<<<<
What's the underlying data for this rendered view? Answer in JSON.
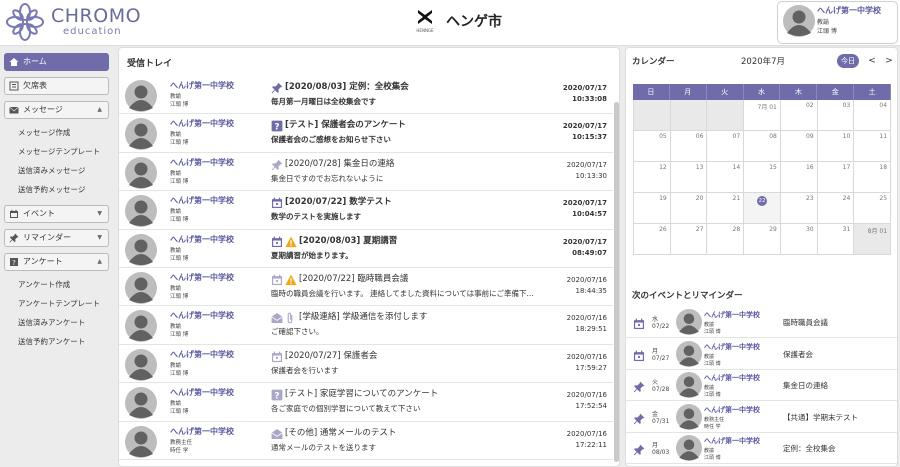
{
  "header": {
    "brand": "CHROMO",
    "brand_sub": "education",
    "city_sub": "HENNGE",
    "city_name": "ヘンゲ市",
    "user": {
      "school": "へんげ第一中学校",
      "role": "教諭",
      "person": "江頭 博"
    }
  },
  "sidebar": {
    "home": "ホーム",
    "attendance": "欠席表",
    "messages": "メッセージ",
    "message_items": [
      "メッセージ作成",
      "メッセージテンプレート",
      "送信済みメッセージ",
      "送信予約メッセージ"
    ],
    "events": "イベント",
    "reminders": "リマインダー",
    "surveys": "アンケート",
    "survey_items": [
      "アンケート作成",
      "アンケートテンプレート",
      "送信済みアンケート",
      "送信予約アンケート"
    ]
  },
  "inbox": {
    "title": "受信トレイ",
    "messages": [
      {
        "school": "へんげ第一中学校",
        "role": "教諭",
        "person": "江頭 博",
        "icons": [
          "pin-icon"
        ],
        "subject": "[2020/08/03] 定例：全校集会",
        "preview": "毎月第一月曜日は全校集会です",
        "date": "2020/07/17",
        "time": "10:33:08",
        "unread": true
      },
      {
        "school": "へんげ第一中学校",
        "role": "教諭",
        "person": "江頭 博",
        "icons": [
          "survey-icon"
        ],
        "subject": "[テスト] 保護者会のアンケート",
        "preview": "保護者会のご感想をお知らせ下さい",
        "date": "2020/07/17",
        "time": "10:15:37",
        "unread": true
      },
      {
        "school": "へんげ第一中学校",
        "role": "教諭",
        "person": "江頭 博",
        "icons": [
          "pin-icon"
        ],
        "subject": "[2020/07/28] 集金日の連絡",
        "preview": "集金日ですのでお忘れないように",
        "date": "2020/07/17",
        "time": "10:13:30",
        "unread": false
      },
      {
        "school": "へんげ第一中学校",
        "role": "教諭",
        "person": "江頭 博",
        "icons": [
          "calendar-icon"
        ],
        "subject": "[2020/07/22] 数学テスト",
        "preview": "数学のテストを実施します",
        "date": "2020/07/17",
        "time": "10:04:57",
        "unread": true
      },
      {
        "school": "へんげ第一中学校",
        "role": "教諭",
        "person": "江頭 博",
        "icons": [
          "calendar-icon",
          "warning-icon"
        ],
        "subject": "[2020/08/03] 夏期講習",
        "preview": "夏期講習が始まります。",
        "date": "2020/07/17",
        "time": "08:49:07",
        "unread": true
      },
      {
        "school": "へんげ第一中学校",
        "role": "教諭",
        "person": "江頭 博",
        "icons": [
          "calendar-icon",
          "warning-icon"
        ],
        "subject": "[2020/07/22] 臨時職員会議",
        "preview": "臨時の職員会議を行います。 連絡してました資料については事前にご準備下...",
        "date": "2020/07/16",
        "time": "18:44:35",
        "unread": false
      },
      {
        "school": "へんげ第一中学校",
        "role": "教諭",
        "person": "江頭 博",
        "icons": [
          "mail-icon",
          "attachment-icon"
        ],
        "subject": "[学級連絡] 学級通信を添付します",
        "preview": "ご確認下さい。",
        "date": "2020/07/16",
        "time": "18:29:51",
        "unread": false
      },
      {
        "school": "へんげ第一中学校",
        "role": "教諭",
        "person": "江頭 博",
        "icons": [
          "calendar-icon"
        ],
        "subject": "[2020/07/27] 保護者会",
        "preview": "保護者会を行います",
        "date": "2020/07/16",
        "time": "17:59:27",
        "unread": false
      },
      {
        "school": "へんげ第一中学校",
        "role": "教諭",
        "person": "江頭 博",
        "icons": [
          "survey-icon"
        ],
        "subject": "[テスト] 家庭学習についてのアンケート",
        "preview": "各ご家庭での個別学習について教えて下さい",
        "date": "2020/07/16",
        "time": "17:52:54",
        "unread": false
      },
      {
        "school": "へんげ第一中学校",
        "role": "教務主任",
        "person": "時任 学",
        "icons": [
          "mail-icon"
        ],
        "subject": "[その他] 通常メールのテスト",
        "preview": "通常メールのテストを送ります",
        "date": "2020/07/16",
        "time": "17:22:11",
        "unread": false
      }
    ]
  },
  "calendar": {
    "title": "カレンダー",
    "month": "2020年7月",
    "today_label": "今日",
    "prev": "<",
    "next": ">",
    "weekdays": [
      "日",
      "月",
      "火",
      "水",
      "木",
      "金",
      "土"
    ],
    "weeks": [
      [
        {
          "d": "",
          "out": true
        },
        {
          "d": "",
          "out": true
        },
        {
          "d": "",
          "out": true
        },
        {
          "d": "7月 01"
        },
        {
          "d": "02"
        },
        {
          "d": "03"
        },
        {
          "d": "04"
        }
      ],
      [
        {
          "d": "05"
        },
        {
          "d": "06"
        },
        {
          "d": "07"
        },
        {
          "d": "08"
        },
        {
          "d": "09"
        },
        {
          "d": "10"
        },
        {
          "d": "11"
        }
      ],
      [
        {
          "d": "12"
        },
        {
          "d": "13"
        },
        {
          "d": "14"
        },
        {
          "d": "15"
        },
        {
          "d": "16"
        },
        {
          "d": "17"
        },
        {
          "d": "18"
        }
      ],
      [
        {
          "d": "19"
        },
        {
          "d": "20"
        },
        {
          "d": "21"
        },
        {
          "d": "22",
          "today": true
        },
        {
          "d": "23"
        },
        {
          "d": "24"
        },
        {
          "d": "25"
        }
      ],
      [
        {
          "d": "26"
        },
        {
          "d": "27"
        },
        {
          "d": "28"
        },
        {
          "d": "29"
        },
        {
          "d": "30"
        },
        {
          "d": "31"
        },
        {
          "d": "8月 01",
          "out": true
        }
      ]
    ]
  },
  "events": {
    "title": "次のイベントとリマインダー",
    "items": [
      {
        "icon": "calendar-icon",
        "weekday": "水",
        "date": "07/22",
        "school": "へんげ第一中学校",
        "role": "教諭",
        "person": "江頭 博",
        "title": "臨時職員会議"
      },
      {
        "icon": "calendar-icon",
        "weekday": "月",
        "date": "07/27",
        "school": "へんげ第一中学校",
        "role": "教諭",
        "person": "江頭 博",
        "title": "保護者会"
      },
      {
        "icon": "pin-icon",
        "weekday": "火",
        "date": "07/28",
        "school": "へんげ第一中学校",
        "role": "教諭",
        "person": "江頭 博",
        "title": "集金日の連絡"
      },
      {
        "icon": "pin-icon",
        "weekday": "金",
        "date": "07/31",
        "school": "へんげ第一中学校",
        "role": "教務主任",
        "person": "時任 学",
        "title": "【共通】学期末テスト"
      },
      {
        "icon": "pin-icon",
        "weekday": "月",
        "date": "08/03",
        "school": "へんげ第一中学校",
        "role": "教諭",
        "person": "江頭 博",
        "title": "定例：全校集会"
      }
    ]
  },
  "colors": {
    "accent": "#6f6ca9",
    "school_text": "#5c5aa0",
    "warning": "#f0a818"
  }
}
>>>>
Search the entries for the string "preview" and collect each line that has it.

        "preview": "毎月第一月曜日は全校集会です",
        "preview": "保護者会のご感想をお知らせ下さい",
        "preview": "集金日ですのでお忘れないように",
        "preview": "数学のテストを実施します",
        "preview": "夏期講習が始まります。",
        "preview": "臨時の職員会議を行います。 連絡してました資料については事前にご準備下...",
        "preview": "ご確認下さい。",
        "preview": "保護者会を行います",
        "preview": "各ご家庭での個別学習について教えて下さい",
        "preview": "通常メールのテストを送ります",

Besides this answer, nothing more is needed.